--- Data for this exercise ---
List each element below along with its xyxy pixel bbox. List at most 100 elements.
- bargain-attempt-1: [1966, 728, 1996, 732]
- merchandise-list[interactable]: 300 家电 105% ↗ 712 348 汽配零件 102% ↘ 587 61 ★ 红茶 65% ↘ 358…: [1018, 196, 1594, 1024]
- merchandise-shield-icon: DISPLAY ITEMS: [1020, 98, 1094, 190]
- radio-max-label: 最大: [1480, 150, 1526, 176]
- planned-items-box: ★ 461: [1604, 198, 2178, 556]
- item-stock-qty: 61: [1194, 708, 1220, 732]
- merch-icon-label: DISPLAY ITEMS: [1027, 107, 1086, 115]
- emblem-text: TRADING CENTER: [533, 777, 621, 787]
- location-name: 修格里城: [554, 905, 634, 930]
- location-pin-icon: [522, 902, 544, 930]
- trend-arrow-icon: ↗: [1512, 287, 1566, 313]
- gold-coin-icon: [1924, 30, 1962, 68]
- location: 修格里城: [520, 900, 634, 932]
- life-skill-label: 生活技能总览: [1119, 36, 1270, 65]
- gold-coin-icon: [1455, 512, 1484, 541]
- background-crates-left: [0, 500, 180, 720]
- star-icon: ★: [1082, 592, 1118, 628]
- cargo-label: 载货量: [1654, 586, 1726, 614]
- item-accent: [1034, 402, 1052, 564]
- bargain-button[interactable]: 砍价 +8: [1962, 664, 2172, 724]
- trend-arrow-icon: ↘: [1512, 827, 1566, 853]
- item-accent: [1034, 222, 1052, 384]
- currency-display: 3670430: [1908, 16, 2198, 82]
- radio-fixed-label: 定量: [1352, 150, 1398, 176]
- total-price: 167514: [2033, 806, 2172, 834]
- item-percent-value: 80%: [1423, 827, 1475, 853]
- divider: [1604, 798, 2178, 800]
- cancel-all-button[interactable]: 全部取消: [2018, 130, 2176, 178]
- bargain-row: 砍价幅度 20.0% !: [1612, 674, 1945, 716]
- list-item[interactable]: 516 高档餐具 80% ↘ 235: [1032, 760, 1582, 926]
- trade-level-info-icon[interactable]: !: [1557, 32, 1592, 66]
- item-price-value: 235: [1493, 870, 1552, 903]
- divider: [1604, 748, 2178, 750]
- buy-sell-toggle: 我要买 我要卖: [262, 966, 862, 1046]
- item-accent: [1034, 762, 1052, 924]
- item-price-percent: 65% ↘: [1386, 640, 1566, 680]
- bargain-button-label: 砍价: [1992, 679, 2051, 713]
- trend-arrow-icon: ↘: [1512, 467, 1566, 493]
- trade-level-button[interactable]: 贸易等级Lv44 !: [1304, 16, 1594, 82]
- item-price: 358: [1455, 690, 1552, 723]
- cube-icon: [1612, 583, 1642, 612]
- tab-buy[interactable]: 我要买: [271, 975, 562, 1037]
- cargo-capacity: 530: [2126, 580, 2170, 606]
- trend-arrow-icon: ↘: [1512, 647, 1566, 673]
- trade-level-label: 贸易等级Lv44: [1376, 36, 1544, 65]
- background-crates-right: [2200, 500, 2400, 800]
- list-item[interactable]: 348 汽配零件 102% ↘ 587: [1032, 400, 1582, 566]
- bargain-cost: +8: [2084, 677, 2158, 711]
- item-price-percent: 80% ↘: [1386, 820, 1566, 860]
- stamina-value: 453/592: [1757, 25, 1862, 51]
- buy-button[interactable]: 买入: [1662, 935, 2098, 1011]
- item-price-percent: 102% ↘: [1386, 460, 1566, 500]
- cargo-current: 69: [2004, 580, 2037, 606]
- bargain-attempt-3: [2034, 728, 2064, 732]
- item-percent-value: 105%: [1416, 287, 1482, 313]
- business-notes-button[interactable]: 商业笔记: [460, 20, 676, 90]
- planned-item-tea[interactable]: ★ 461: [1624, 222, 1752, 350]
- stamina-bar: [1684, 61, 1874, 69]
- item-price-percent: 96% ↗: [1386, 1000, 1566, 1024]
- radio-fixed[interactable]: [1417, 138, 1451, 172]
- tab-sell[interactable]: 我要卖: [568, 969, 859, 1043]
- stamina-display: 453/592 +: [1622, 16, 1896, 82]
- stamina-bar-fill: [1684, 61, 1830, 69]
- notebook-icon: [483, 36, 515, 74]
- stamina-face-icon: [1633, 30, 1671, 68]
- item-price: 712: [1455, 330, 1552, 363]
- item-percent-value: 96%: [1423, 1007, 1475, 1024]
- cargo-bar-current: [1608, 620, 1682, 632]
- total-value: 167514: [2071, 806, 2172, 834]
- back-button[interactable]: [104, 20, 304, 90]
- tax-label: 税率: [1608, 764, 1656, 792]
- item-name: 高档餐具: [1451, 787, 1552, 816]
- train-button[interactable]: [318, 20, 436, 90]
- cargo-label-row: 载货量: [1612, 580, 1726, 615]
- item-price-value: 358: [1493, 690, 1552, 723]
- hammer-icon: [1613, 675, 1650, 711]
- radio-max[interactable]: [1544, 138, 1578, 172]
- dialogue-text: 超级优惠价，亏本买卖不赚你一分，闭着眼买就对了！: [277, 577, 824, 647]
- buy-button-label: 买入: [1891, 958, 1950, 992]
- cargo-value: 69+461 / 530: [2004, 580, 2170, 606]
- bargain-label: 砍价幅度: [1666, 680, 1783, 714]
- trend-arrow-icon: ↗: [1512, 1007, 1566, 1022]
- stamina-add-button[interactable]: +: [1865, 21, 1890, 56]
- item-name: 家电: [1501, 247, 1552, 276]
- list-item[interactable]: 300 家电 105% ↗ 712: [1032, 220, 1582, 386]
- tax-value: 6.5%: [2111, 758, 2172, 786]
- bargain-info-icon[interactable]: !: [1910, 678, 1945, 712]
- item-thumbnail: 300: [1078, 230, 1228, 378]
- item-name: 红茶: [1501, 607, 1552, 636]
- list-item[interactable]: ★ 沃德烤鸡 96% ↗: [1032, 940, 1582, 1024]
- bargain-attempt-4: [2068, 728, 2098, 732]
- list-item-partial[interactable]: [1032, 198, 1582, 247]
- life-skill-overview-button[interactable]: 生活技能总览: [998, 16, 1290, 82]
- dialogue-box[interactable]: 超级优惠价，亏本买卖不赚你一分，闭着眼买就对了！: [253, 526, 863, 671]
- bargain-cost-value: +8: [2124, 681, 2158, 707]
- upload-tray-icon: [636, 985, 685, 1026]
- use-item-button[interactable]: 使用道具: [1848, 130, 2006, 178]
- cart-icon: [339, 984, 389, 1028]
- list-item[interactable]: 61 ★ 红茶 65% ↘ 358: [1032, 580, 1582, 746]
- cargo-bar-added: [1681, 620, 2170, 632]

--- Problem description ---
Copy these records verbatim.

--- Written solution ---
List each element below along with its xyxy pixel bbox. List at most 100 elements.
- bargain-attempt-1: [1966, 728, 1996, 732]
- merchandise-list[interactable]: 300 家电 105% ↗ 712 348 汽配零件 102% ↘ 587 61 ★ 红茶 65% ↘ 358…: [1018, 196, 1594, 1024]
- merchandise-shield-icon: DISPLAY ITEMS: [1020, 98, 1094, 190]
- radio-max-label: 最大: [1480, 150, 1526, 176]
- planned-items-box: ★ 461: [1604, 198, 2178, 556]
- item-stock-qty: 61: [1194, 708, 1220, 732]
- merch-icon-label: DISPLAY ITEMS: [1027, 107, 1086, 115]
- emblem-text: TRADING CENTER: [533, 777, 621, 787]
- location-name: 修格里城: [554, 905, 634, 930]
- location-pin-icon: [522, 902, 544, 930]
- trend-arrow-icon: ↗: [1512, 287, 1566, 313]
- gold-coin-icon: [1924, 30, 1962, 68]
- location: 修格里城: [520, 900, 634, 932]
- life-skill-label: 生活技能总览: [1119, 36, 1270, 65]
- gold-coin-icon: [1455, 512, 1484, 541]
- background-crates-left: [0, 500, 180, 720]
- star-icon: ★: [1082, 592, 1118, 628]
- cargo-label: 载货量: [1654, 586, 1726, 614]
- item-accent: [1034, 402, 1052, 564]
- bargain-button[interactable]: 砍价 +8: [1962, 664, 2172, 724]
- trend-arrow-icon: ↘: [1512, 827, 1566, 853]
- item-accent: [1034, 222, 1052, 384]
- currency-display: 3670430: [1908, 16, 2198, 82]
- radio-fixed-label: 定量: [1352, 150, 1398, 176]
- total-price: 167514: [2033, 806, 2172, 834]
- item-percent-value: 80%: [1423, 827, 1475, 853]
- divider: [1604, 798, 2178, 800]
- cancel-all-button[interactable]: 全部取消: [2018, 130, 2176, 178]
- bargain-row: 砍价幅度 20.0% !: [1612, 674, 1945, 716]
- list-item[interactable]: 516 高档餐具 80% ↘ 235: [1032, 760, 1582, 926]
- trade-level-info-icon[interactable]: !: [1557, 32, 1592, 66]
- item-price-value: 235: [1493, 870, 1552, 903]
- divider: [1604, 748, 2178, 750]
- buy-sell-toggle: 我要买 我要卖: [262, 966, 862, 1046]
- item-accent: [1034, 762, 1052, 924]
- item-price-percent: 65% ↘: [1386, 640, 1566, 680]
- bargain-button-label: 砍价: [1992, 679, 2051, 713]
- trend-arrow-icon: ↘: [1512, 467, 1566, 493]
- trade-level-button[interactable]: 贸易等级Lv44 !: [1304, 16, 1594, 82]
- item-price: 358: [1455, 690, 1552, 723]
- cube-icon: [1612, 583, 1642, 612]
- tab-buy[interactable]: 我要买: [271, 975, 562, 1037]
- cargo-capacity: 530: [2126, 580, 2170, 606]
- trend-arrow-icon: ↘: [1512, 647, 1566, 673]
- trade-level-label: 贸易等级Lv44: [1376, 36, 1544, 65]
- background-crates-right: [2200, 500, 2400, 800]
- list-item[interactable]: 348 汽配零件 102% ↘ 587: [1032, 400, 1582, 566]
- bargain-cost: +8: [2084, 677, 2158, 711]
- item-price-percent: 80% ↘: [1386, 820, 1566, 860]
- stamina-value: 453/592: [1757, 25, 1862, 51]
- buy-button[interactable]: 买入: [1662, 935, 2098, 1011]
- item-price-percent: 102% ↘: [1386, 460, 1566, 500]
- cargo-current: 69: [2004, 580, 2037, 606]
- bargain-attempt-3: [2034, 728, 2064, 732]
- item-percent-value: 105%: [1416, 287, 1482, 313]
- business-notes-button[interactable]: 商业笔记: [460, 20, 676, 90]
- planned-item-tea[interactable]: ★ 461: [1624, 222, 1752, 350]
- stamina-bar: [1684, 61, 1874, 69]
- item-price-percent: 96% ↗: [1386, 1000, 1566, 1024]
- radio-fixed[interactable]: [1417, 138, 1451, 172]
- tab-sell[interactable]: 我要卖: [568, 969, 859, 1043]
- stamina-display: 453/592 +: [1622, 16, 1896, 82]
- stamina-bar-fill: [1684, 61, 1830, 69]
- notebook-icon: [483, 36, 515, 74]
- stamina-face-icon: [1633, 30, 1671, 68]
- item-price: 712: [1455, 330, 1552, 363]
- item-percent-value: 96%: [1423, 1007, 1475, 1024]
- cargo-bar-current: [1608, 620, 1682, 632]
- total-value: 167514: [2071, 806, 2172, 834]
- back-button[interactable]: [104, 20, 304, 90]
- tax-label: 税率: [1608, 764, 1656, 792]
- item-name: 高档餐具: [1451, 787, 1552, 816]
- train-button[interactable]: [318, 20, 436, 90]
- cargo-label-row: 载货量: [1612, 580, 1726, 615]
- item-price-value: 358: [1493, 690, 1552, 723]
- hammer-icon: [1613, 675, 1650, 711]
- radio-max[interactable]: [1544, 138, 1578, 172]
- dialogue-text: 超级优惠价，亏本买卖不赚你一分，闭着眼买就对了！: [277, 577, 824, 647]
- buy-button-label: 买入: [1891, 958, 1950, 992]
- cargo-value: 69+461 / 530: [2004, 580, 2170, 606]
- bargain-label: 砍价幅度: [1666, 680, 1783, 714]
- trend-arrow-icon: ↗: [1512, 1007, 1566, 1022]
- stamina-add-button[interactable]: +: [1865, 21, 1890, 56]
- item-name: 家电: [1501, 247, 1552, 276]
- list-item[interactable]: 300 家电 105% ↗ 712: [1032, 220, 1582, 386]
- tax-value: 6.5%: [2111, 758, 2172, 786]
- bargain-info-icon[interactable]: !: [1910, 678, 1945, 712]
- item-thumbnail: 300: [1078, 230, 1228, 378]
- item-name: 红茶: [1501, 607, 1552, 636]
- list-item[interactable]: ★ 沃德烤鸡 96% ↗: [1032, 940, 1582, 1024]
- bargain-attempt-4: [2068, 728, 2098, 732]
- list-item-partial[interactable]: [1032, 198, 1582, 247]
- life-skill-overview-button[interactable]: 生活技能总览: [998, 16, 1290, 82]
- dialogue-box[interactable]: 超级优惠价，亏本买卖不赚你一分，闭着眼买就对了！: [253, 526, 863, 671]
- bargain-cost-value: +8: [2124, 681, 2158, 707]
- upload-tray-icon: [636, 985, 685, 1026]
- use-item-button[interactable]: 使用道具: [1848, 130, 2006, 178]
- cart-icon: [339, 984, 389, 1028]
- list-item[interactable]: 61 ★ 红茶 65% ↘ 358: [1032, 580, 1582, 746]
- cargo-bar-added: [1681, 620, 2170, 632]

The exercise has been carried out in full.